* DATA SUPPLIED:
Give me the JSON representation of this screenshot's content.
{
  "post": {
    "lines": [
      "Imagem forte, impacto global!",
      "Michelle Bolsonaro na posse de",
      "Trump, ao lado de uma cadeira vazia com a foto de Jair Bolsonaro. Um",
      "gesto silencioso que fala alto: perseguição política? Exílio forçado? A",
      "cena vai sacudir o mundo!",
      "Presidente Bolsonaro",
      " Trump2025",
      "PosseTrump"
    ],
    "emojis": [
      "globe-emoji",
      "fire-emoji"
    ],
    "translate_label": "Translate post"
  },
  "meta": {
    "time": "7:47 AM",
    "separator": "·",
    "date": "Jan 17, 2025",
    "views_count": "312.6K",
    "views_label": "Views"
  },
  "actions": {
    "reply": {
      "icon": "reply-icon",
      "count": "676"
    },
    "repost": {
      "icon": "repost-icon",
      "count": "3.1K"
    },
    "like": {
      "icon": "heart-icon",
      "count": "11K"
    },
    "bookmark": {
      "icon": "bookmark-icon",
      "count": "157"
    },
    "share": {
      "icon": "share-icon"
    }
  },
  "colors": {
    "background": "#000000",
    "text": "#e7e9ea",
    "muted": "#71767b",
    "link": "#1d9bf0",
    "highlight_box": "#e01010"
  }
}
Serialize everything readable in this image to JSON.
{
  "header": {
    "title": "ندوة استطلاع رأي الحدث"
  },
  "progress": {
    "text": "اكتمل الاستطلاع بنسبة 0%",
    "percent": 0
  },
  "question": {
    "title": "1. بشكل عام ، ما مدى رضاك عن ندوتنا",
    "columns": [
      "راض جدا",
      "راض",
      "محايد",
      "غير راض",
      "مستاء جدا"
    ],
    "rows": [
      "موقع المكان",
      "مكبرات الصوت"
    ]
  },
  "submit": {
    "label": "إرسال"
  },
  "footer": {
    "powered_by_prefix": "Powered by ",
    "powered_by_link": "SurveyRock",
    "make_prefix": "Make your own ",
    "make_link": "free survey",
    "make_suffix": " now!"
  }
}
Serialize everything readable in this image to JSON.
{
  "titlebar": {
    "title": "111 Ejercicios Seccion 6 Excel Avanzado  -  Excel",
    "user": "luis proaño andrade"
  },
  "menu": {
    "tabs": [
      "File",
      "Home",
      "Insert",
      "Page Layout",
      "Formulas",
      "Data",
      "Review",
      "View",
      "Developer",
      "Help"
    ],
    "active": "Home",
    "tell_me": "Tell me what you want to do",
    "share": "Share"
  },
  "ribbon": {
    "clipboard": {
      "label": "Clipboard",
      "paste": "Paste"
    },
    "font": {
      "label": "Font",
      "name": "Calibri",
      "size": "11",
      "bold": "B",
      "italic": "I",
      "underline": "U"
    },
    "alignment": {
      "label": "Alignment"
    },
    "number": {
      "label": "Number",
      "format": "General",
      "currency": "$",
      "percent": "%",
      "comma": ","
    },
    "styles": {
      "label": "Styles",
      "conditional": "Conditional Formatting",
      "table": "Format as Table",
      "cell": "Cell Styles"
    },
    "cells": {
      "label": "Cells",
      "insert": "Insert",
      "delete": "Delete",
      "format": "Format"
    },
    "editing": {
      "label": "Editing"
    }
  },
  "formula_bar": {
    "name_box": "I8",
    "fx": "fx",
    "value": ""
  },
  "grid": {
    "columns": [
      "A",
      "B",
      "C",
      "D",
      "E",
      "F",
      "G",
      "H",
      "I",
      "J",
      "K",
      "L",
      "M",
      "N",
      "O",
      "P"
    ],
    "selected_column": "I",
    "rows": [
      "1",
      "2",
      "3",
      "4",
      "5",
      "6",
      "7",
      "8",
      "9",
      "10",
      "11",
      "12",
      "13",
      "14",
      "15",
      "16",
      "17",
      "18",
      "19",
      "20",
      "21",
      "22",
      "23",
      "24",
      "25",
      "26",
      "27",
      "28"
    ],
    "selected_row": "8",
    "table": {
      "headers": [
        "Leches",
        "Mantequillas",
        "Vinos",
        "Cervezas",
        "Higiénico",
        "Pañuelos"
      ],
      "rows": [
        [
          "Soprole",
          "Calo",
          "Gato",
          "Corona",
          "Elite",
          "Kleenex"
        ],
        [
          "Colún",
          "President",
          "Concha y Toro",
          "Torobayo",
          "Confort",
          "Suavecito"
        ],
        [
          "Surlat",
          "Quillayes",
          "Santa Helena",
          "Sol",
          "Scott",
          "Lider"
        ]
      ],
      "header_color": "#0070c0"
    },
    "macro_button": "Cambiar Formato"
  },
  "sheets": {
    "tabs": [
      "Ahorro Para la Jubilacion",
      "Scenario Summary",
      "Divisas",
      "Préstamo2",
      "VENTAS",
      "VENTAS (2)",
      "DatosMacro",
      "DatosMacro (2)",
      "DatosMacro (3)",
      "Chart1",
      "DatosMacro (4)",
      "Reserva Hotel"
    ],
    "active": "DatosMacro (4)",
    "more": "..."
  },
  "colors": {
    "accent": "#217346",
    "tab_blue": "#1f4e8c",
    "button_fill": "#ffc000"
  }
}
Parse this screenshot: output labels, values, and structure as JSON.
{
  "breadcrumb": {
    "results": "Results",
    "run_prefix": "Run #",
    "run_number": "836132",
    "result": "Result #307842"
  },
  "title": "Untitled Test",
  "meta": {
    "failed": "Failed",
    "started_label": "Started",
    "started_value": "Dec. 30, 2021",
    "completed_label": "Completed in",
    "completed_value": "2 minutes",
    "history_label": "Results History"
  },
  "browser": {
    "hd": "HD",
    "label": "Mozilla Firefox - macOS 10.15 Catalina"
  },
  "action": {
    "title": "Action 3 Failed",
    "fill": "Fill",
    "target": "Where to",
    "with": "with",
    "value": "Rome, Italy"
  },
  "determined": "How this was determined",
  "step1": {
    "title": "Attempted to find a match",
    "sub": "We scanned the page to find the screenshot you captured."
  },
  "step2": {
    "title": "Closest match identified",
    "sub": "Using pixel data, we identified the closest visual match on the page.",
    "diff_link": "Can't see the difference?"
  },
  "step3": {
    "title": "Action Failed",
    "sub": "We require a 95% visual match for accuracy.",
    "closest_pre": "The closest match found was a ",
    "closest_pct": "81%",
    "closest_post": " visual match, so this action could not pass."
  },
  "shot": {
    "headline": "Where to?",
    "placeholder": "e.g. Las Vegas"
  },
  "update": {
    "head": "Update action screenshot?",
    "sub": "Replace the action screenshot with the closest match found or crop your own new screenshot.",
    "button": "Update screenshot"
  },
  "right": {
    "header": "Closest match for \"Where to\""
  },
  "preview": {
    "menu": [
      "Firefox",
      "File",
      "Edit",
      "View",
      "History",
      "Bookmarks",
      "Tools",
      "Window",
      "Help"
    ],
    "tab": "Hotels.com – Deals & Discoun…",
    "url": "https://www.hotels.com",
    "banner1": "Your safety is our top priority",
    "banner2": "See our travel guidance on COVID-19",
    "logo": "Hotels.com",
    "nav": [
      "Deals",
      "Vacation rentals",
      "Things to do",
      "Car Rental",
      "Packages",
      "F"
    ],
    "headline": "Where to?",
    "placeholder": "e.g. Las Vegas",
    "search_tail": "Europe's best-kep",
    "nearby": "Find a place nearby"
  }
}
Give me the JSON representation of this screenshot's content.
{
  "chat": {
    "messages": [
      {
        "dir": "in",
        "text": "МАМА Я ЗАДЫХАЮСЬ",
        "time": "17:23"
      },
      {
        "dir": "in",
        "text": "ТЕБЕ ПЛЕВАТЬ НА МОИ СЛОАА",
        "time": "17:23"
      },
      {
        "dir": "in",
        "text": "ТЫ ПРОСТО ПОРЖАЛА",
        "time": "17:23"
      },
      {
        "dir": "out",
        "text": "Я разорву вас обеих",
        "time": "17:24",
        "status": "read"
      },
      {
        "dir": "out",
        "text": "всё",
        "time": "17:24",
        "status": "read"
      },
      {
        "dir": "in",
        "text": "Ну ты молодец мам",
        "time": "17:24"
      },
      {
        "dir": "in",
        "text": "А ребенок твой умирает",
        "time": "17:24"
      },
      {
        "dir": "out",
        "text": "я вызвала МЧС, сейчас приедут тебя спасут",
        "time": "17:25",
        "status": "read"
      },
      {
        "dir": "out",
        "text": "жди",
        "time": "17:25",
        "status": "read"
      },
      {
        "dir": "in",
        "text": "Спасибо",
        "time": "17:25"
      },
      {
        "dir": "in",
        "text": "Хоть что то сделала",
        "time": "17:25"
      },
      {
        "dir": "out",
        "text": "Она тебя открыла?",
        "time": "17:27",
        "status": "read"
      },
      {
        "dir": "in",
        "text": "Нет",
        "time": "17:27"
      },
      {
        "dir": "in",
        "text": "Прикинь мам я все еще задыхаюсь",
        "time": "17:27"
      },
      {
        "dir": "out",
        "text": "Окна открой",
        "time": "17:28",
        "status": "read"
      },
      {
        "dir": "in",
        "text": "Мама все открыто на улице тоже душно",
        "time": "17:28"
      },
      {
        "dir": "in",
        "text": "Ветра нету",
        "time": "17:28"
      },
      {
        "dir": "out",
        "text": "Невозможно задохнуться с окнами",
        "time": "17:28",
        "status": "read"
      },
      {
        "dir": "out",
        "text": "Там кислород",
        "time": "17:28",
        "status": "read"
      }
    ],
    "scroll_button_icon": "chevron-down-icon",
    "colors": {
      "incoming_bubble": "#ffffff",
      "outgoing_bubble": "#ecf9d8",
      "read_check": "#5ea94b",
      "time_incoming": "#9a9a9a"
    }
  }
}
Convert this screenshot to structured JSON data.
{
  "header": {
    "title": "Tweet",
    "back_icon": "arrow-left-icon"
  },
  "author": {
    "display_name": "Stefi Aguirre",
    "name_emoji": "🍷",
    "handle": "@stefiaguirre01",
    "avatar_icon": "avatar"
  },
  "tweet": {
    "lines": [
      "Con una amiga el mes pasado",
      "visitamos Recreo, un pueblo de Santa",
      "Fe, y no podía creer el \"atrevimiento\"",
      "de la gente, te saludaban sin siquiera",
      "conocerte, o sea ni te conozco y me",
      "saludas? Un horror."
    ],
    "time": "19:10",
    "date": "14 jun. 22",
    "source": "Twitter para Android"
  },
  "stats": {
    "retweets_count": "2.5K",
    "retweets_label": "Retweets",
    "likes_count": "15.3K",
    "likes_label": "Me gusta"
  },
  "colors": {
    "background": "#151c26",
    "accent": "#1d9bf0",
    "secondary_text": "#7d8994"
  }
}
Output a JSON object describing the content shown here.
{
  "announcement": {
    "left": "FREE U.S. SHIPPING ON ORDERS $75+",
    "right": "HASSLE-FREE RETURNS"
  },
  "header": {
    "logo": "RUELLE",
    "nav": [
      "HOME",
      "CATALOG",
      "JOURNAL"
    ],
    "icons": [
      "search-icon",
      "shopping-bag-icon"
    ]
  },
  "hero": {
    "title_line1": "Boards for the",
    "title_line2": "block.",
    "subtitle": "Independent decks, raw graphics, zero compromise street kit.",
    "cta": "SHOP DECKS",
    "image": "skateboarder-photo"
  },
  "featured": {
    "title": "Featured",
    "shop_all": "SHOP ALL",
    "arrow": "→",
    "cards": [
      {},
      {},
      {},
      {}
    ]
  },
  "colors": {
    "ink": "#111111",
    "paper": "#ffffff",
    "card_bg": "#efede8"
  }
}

* WHAT YOU WILL DO:
Look through the listing above. Pick out each line with "match" and copy it.

* ANSWER TO THIS PROBLEM:
    "title": "Attempted to find a match",
    "title": "Closest match identified",
    "sub": "Using pixel data, we identified the closest visual match on the page.",
    "sub": "We require a 95% visual match for accuracy.",
    "closest_pre": "The closest match found was a ",
    "closest_post": " visual match, so this action could not pass."
    "sub": "Replace the action screenshot with the closest match found or crop your own new screenshot.",
    "header": "Closest match for \"Where to\""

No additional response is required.